What this task involves: Reproduce all the entries precisely.

Record excerpts:
-- Begin --

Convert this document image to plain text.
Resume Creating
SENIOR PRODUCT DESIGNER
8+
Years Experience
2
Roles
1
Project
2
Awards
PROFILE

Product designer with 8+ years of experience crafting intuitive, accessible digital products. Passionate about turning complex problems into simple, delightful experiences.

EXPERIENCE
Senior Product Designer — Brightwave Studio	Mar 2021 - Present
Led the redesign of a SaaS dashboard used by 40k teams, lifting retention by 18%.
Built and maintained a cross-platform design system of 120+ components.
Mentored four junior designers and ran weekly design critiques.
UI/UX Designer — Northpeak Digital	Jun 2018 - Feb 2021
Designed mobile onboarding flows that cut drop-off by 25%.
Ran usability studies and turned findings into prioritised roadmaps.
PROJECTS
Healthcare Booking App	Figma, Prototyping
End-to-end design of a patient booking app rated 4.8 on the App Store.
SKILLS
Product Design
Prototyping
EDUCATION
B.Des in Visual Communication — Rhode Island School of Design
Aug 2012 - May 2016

-- End --

Written answer:
Convert this document image to plain text.
Resume Creating
SENIOR PRODUCT DESIGNER
8+
Years Experience
2
Roles
1
Project
2
Awards
PROFILE

Product designer with 8+ years of experience crafting intuitive, accessible digital products. Passionate about turning complex problems into simple, delightful experiences.

EXPERIENCE
Senior Product Designer — Brightwave Studio	Mar 2021 - Present
Led the redesign of a SaaS dashboard used by 40k teams, lifting retention by 18%.
Built and maintained a cross-platform design system of 120+ components.
Mentored four junior designers and ran weekly design critiques.
UI/UX Designer — Northpeak Digital	Jun 2018 - Feb 2021
Designed mobile onboarding flows that cut drop-off by 25%.
Ran usability studies and turned findings into prioritised roadmaps.
PROJECTS
Healthcare Booking App	Figma, Prototyping
End-to-end design of a patient booking app rated 4.8 on the App Store.
SKILLS
Product Design
Prototyping
EDUCATION
B.Des in Visual Communication — Rhode Island School of Design
Aug 2012 - May 2016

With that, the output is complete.